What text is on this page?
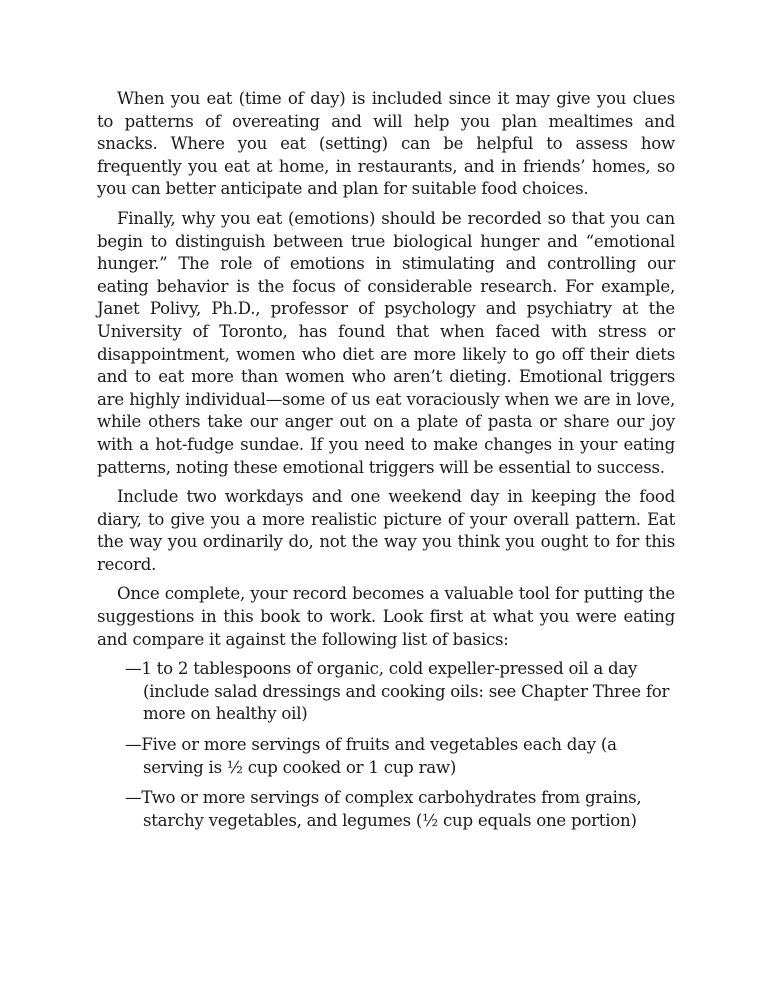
When you eat (time of day) is included since it may give you clues to patterns of overeating and will help you plan mealtimes and snacks. Where you eat (setting) can be helpful to assess how frequently you eat at home, in restaurants, and in friends’ homes, so you can better anticipate and plan for suitable food choices.

Finally, why you eat (emotions) should be recorded so that you can begin to distinguish between true biological hunger and “emotional hunger.” The role of emotions in stimulating and controlling our eating behavior is the focus of considerable research. For example, Janet Polivy, Ph.D., professor of psychology and psychiatry at the University of Toronto, has found that when faced with stress or disappointment, women who diet are more likely to go off their diets and to eat more than women who aren’t dieting. Emotional triggers are highly individual—some of us eat voraciously when we are in love, while others take our anger out on a plate of pasta or share our joy with a hot-fudge sundae. If you need to make changes in your eating patterns, noting these emotional triggers will be essential to success.

Include two workdays and one weekend day in keeping the food diary, to give you a more realistic picture of your overall pattern. Eat the way you ordinarily do, not the way you think you ought to for this record.

Once complete, your record becomes a valuable tool for putting the suggestions in this book to work. Look first at what you were eating and compare it against the following list of basics:

—1 to 2 tablespoons of organic, cold expeller-pressed oil a day (include salad dressings and cooking oils: see Chapter Three for more on healthy oil)
—Five or more servings of fruits and vegetables each day (a serving is ½ cup cooked or 1 cup raw)
—Two or more servings of complex carbohydrates from grains, starchy vegetables, and legumes (½ cup equals one portion)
..............................
Make a copy of each line that contains the string "this".

What text is on this page?
Include two workdays and one weekend day in keeping the food diary, to give you a more realistic picture of your overall pattern. Eat the way you ordinarily do, not the way you think you ought to for this record.
Once complete, your record becomes a valuable tool for putting the suggestions in this book to work. Look first at what you were eating and compare it against the following list of basics:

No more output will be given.